■ **INSTRUCTIONS TO FOLLOW**:
Exactly as given, repeat all of the entries.

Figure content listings
<<<<

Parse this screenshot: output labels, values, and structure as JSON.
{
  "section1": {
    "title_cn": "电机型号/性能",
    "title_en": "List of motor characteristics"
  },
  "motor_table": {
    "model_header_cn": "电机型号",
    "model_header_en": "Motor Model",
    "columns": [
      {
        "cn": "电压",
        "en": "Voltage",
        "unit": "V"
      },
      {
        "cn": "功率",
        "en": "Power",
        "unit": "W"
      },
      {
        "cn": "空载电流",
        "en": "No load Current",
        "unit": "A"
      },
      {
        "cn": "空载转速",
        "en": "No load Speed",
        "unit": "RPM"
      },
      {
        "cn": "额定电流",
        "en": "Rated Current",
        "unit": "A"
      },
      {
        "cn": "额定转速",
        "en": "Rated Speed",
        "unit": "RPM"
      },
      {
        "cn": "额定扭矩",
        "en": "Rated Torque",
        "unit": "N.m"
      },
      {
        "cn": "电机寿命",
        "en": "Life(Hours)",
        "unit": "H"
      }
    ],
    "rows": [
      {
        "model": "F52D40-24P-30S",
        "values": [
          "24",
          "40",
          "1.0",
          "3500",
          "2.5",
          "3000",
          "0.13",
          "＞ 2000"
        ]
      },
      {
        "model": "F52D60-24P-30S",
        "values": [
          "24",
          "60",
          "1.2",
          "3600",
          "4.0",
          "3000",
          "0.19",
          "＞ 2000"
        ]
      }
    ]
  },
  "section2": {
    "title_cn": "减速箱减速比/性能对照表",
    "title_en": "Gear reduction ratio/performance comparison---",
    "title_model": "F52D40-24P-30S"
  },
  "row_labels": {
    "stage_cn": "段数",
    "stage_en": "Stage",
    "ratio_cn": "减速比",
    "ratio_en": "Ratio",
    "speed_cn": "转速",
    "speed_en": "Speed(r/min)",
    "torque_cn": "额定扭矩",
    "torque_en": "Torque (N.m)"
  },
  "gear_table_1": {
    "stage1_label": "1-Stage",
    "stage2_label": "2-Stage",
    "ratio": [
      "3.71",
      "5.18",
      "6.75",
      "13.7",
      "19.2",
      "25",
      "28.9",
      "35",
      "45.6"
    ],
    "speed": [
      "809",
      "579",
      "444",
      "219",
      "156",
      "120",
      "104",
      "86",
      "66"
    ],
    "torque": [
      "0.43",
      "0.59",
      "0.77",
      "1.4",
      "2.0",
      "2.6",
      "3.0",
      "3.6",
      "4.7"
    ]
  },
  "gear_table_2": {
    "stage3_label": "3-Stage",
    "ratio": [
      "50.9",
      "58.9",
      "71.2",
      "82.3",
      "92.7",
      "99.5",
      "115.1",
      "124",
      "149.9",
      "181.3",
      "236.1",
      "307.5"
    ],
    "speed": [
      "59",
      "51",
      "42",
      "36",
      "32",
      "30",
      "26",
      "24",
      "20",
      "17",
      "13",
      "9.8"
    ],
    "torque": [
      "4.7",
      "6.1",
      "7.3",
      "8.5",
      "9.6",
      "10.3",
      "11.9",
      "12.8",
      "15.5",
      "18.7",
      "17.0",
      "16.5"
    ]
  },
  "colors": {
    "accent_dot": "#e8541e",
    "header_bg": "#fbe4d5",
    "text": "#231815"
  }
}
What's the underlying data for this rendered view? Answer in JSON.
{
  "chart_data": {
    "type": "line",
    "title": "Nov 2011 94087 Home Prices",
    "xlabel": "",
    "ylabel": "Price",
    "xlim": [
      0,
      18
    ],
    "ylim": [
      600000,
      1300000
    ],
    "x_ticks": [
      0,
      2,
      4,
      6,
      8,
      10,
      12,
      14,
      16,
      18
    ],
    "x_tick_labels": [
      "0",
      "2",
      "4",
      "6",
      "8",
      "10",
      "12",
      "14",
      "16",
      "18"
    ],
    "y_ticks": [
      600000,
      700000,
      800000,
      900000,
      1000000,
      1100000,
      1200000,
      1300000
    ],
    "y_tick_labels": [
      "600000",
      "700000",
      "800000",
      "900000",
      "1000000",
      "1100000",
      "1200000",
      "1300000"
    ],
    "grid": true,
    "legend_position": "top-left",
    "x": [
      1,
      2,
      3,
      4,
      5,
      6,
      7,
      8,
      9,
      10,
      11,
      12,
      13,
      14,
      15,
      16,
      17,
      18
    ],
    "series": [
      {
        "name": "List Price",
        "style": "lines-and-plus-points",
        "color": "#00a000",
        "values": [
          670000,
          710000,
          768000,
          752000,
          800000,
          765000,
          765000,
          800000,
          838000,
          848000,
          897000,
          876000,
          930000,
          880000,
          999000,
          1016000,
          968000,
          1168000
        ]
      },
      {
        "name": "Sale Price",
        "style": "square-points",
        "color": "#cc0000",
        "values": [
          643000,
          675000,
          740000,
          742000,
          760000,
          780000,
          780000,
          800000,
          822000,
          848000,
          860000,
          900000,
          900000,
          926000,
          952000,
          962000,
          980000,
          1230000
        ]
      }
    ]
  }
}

>>>>

■ **COMPLETE ANSWER**:
Parse this screenshot: output labels, values, and structure as JSON.
{
  "section1": {
    "title_cn": "电机型号/性能",
    "title_en": "List of motor characteristics"
  },
  "motor_table": {
    "model_header_cn": "电机型号",
    "model_header_en": "Motor Model",
    "columns": [
      {
        "cn": "电压",
        "en": "Voltage",
        "unit": "V"
      },
      {
        "cn": "功率",
        "en": "Power",
        "unit": "W"
      },
      {
        "cn": "空载电流",
        "en": "No load Current",
        "unit": "A"
      },
      {
        "cn": "空载转速",
        "en": "No load Speed",
        "unit": "RPM"
      },
      {
        "cn": "额定电流",
        "en": "Rated Current",
        "unit": "A"
      },
      {
        "cn": "额定转速",
        "en": "Rated Speed",
        "unit": "RPM"
      },
      {
        "cn": "额定扭矩",
        "en": "Rated Torque",
        "unit": "N.m"
      },
      {
        "cn": "电机寿命",
        "en": "Life(Hours)",
        "unit": "H"
      }
    ],
    "rows": [
      {
        "model": "F52D40-24P-30S",
        "values": [
          "24",
          "40",
          "1.0",
          "3500",
          "2.5",
          "3000",
          "0.13",
          "＞ 2000"
        ]
      },
      {
        "model": "F52D60-24P-30S",
        "values": [
          "24",
          "60",
          "1.2",
          "3600",
          "4.0",
          "3000",
          "0.19",
          "＞ 2000"
        ]
      }
    ]
  },
  "section2": {
    "title_cn": "减速箱减速比/性能对照表",
    "title_en": "Gear reduction ratio/performance comparison---",
    "title_model": "F52D40-24P-30S"
  },
  "row_labels": {
    "stage_cn": "段数",
    "stage_en": "Stage",
    "ratio_cn": "减速比",
    "ratio_en": "Ratio",
    "speed_cn": "转速",
    "speed_en": "Speed(r/min)",
    "torque_cn": "额定扭矩",
    "torque_en": "Torque (N.m)"
  },
  "gear_table_1": {
    "stage1_label": "1-Stage",
    "stage2_label": "2-Stage",
    "ratio": [
      "3.71",
      "5.18",
      "6.75",
      "13.7",
      "19.2",
      "25",
      "28.9",
      "35",
      "45.6"
    ],
    "speed": [
      "809",
      "579",
      "444",
      "219",
      "156",
      "120",
      "104",
      "86",
      "66"
    ],
    "torque": [
      "0.43",
      "0.59",
      "0.77",
      "1.4",
      "2.0",
      "2.6",
      "3.0",
      "3.6",
      "4.7"
    ]
  },
  "gear_table_2": {
    "stage3_label": "3-Stage",
    "ratio": [
      "50.9",
      "58.9",
      "71.2",
      "82.3",
      "92.7",
      "99.5",
      "115.1",
      "124",
      "149.9",
      "181.3",
      "236.1",
      "307.5"
    ],
    "speed": [
      "59",
      "51",
      "42",
      "36",
      "32",
      "30",
      "26",
      "24",
      "20",
      "17",
      "13",
      "9.8"
    ],
    "torque": [
      "4.7",
      "6.1",
      "7.3",
      "8.5",
      "9.6",
      "10.3",
      "11.9",
      "12.8",
      "15.5",
      "18.7",
      "17.0",
      "16.5"
    ]
  },
  "colors": {
    "accent_dot": "#e8541e",
    "header_bg": "#fbe4d5",
    "text": "#231815"
  }
}
What's the underlying data for this rendered view? Answer in JSON.
{
  "chart_data": {
    "type": "line",
    "title": "Nov 2011 94087 Home Prices",
    "xlabel": "",
    "ylabel": "Price",
    "xlim": [
      0,
      18
    ],
    "ylim": [
      600000,
      1300000
    ],
    "x_ticks": [
      0,
      2,
      4,
      6,
      8,
      10,
      12,
      14,
      16,
      18
    ],
    "x_tick_labels": [
      "0",
      "2",
      "4",
      "6",
      "8",
      "10",
      "12",
      "14",
      "16",
      "18"
    ],
    "y_ticks": [
      600000,
      700000,
      800000,
      900000,
      1000000,
      1100000,
      1200000,
      1300000
    ],
    "y_tick_labels": [
      "600000",
      "700000",
      "800000",
      "900000",
      "1000000",
      "1100000",
      "1200000",
      "1300000"
    ],
    "grid": true,
    "legend_position": "top-left",
    "x": [
      1,
      2,
      3,
      4,
      5,
      6,
      7,
      8,
      9,
      10,
      11,
      12,
      13,
      14,
      15,
      16,
      17,
      18
    ],
    "series": [
      {
        "name": "List Price",
        "style": "lines-and-plus-points",
        "color": "#00a000",
        "values": [
          670000,
          710000,
          768000,
          752000,
          800000,
          765000,
          765000,
          800000,
          838000,
          848000,
          897000,
          876000,
          930000,
          880000,
          999000,
          1016000,
          968000,
          1168000
        ]
      },
      {
        "name": "Sale Price",
        "style": "square-points",
        "color": "#cc0000",
        "values": [
          643000,
          675000,
          740000,
          742000,
          760000,
          780000,
          780000,
          800000,
          822000,
          848000,
          860000,
          900000,
          900000,
          926000,
          952000,
          962000,
          980000,
          1230000
        ]
      }
    ]
  }
}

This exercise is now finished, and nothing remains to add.